Records from a collection of figures
══════════
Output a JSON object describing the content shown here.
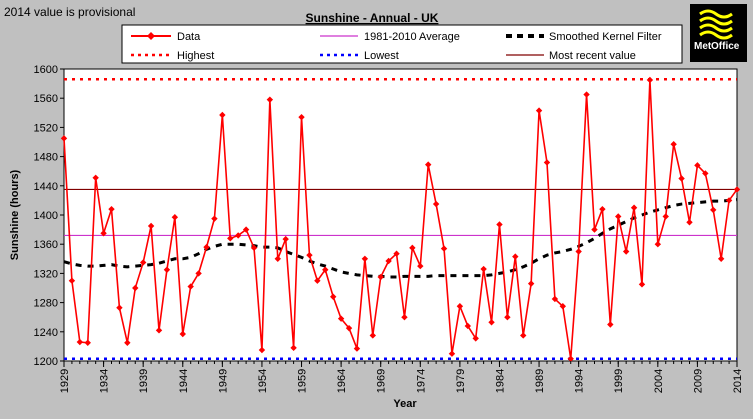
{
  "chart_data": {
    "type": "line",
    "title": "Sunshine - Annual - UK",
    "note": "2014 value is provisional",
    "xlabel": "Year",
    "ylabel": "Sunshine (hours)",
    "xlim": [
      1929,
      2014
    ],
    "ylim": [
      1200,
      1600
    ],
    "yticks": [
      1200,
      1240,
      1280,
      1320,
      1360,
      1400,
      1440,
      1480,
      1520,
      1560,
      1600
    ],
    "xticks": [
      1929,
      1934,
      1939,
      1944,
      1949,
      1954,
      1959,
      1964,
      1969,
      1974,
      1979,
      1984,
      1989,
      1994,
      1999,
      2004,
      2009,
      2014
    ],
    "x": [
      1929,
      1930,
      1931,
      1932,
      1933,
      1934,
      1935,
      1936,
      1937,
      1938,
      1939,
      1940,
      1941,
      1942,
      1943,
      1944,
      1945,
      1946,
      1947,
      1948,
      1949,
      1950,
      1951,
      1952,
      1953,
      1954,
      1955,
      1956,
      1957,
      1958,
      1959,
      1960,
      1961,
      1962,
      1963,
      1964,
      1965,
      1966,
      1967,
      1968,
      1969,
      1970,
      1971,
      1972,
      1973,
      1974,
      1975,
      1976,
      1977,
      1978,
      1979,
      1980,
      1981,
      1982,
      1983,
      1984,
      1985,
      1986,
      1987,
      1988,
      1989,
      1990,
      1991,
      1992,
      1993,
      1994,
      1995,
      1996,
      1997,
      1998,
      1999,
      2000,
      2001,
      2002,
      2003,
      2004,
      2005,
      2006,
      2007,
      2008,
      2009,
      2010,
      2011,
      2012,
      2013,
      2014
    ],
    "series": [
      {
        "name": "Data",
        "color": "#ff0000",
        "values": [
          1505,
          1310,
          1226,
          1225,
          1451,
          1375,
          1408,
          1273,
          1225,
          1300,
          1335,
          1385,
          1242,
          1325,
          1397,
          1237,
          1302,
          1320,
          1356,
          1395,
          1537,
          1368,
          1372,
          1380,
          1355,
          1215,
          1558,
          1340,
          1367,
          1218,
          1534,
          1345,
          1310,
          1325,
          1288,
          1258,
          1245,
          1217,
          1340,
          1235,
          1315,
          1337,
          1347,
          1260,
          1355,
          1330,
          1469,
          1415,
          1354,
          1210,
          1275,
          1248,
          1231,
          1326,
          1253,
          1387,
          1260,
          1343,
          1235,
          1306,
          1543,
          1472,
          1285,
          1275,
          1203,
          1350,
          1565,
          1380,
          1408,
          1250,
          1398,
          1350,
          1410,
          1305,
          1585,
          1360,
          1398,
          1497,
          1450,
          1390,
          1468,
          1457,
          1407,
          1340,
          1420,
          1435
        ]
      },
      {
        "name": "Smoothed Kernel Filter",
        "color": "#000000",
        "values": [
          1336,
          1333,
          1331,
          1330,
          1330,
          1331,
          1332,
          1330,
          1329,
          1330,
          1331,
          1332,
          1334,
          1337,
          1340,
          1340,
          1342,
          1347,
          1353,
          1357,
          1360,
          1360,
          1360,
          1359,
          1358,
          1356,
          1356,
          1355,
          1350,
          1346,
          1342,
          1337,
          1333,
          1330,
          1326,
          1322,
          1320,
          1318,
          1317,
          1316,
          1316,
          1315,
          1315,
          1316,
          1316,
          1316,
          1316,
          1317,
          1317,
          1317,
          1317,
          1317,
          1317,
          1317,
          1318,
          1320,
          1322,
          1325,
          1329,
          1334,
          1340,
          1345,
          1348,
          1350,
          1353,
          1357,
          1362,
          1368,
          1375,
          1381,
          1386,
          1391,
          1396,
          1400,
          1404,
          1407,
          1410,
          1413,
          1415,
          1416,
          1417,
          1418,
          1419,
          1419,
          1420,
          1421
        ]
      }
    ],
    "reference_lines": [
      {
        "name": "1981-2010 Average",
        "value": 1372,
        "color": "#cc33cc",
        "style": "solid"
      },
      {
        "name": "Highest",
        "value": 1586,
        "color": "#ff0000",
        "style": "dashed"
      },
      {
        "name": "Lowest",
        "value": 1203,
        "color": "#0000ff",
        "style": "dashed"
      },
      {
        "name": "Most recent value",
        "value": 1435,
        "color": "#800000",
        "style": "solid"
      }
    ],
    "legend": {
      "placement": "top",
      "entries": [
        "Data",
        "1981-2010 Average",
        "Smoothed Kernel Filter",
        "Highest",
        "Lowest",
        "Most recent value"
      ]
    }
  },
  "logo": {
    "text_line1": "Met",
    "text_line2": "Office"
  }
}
══════════
## Task directions
Using the listing, say how many lines include the word "color", and add nothing else.

## Correct response
6